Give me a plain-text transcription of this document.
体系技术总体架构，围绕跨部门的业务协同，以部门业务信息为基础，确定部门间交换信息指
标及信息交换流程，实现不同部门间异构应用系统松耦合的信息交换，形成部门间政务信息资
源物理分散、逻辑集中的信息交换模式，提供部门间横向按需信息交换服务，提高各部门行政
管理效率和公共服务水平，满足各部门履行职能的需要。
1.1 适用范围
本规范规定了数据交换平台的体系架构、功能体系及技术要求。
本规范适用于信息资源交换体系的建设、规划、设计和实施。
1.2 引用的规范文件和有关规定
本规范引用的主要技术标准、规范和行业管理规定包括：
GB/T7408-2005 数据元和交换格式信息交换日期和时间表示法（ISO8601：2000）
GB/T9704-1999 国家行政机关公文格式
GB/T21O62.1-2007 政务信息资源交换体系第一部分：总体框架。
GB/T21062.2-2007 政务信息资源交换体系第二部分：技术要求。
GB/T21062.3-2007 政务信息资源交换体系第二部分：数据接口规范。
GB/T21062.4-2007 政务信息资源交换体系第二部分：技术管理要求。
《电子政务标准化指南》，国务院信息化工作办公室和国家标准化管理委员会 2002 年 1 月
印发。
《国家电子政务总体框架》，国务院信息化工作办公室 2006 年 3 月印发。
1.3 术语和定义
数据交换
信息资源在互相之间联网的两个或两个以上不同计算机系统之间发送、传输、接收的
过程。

--------

### Task brief:
Your task is to extract all of the records exactly.

### Expected answer:
Give me a plain-text transcription of this document.
体系技术总体架构，围绕跨部门的业务协同，以部门业务信息为基础，确定部门间交换信息指
标及信息交换流程，实现不同部门间异构应用系统松耦合的信息交换，形成部门间政务信息资
源物理分散、逻辑集中的信息交换模式，提供部门间横向按需信息交换服务，提高各部门行政
管理效率和公共服务水平，满足各部门履行职能的需要。
1.1 适用范围
本规范规定了数据交换平台的体系架构、功能体系及技术要求。
本规范适用于信息资源交换体系的建设、规划、设计和实施。
1.2 引用的规范文件和有关规定
本规范引用的主要技术标准、规范和行业管理规定包括：
GB/T7408-2005 数据元和交换格式信息交换日期和时间表示法（ISO8601：2000）
GB/T9704-1999 国家行政机关公文格式
GB/T21O62.1-2007 政务信息资源交换体系第一部分：总体框架。
GB/T21062.2-2007 政务信息资源交换体系第二部分：技术要求。
GB/T21062.3-2007 政务信息资源交换体系第二部分：数据接口规范。
GB/T21062.4-2007 政务信息资源交换体系第二部分：技术管理要求。
《电子政务标准化指南》，国务院信息化工作办公室和国家标准化管理委员会 2002 年 1 月
印发。
《国家电子政务总体框架》，国务院信息化工作办公室 2006 年 3 月印发。
1.3 术语和定义
数据交换
信息资源在互相之间联网的两个或两个以上不同计算机系统之间发送、传输、接收的
过程。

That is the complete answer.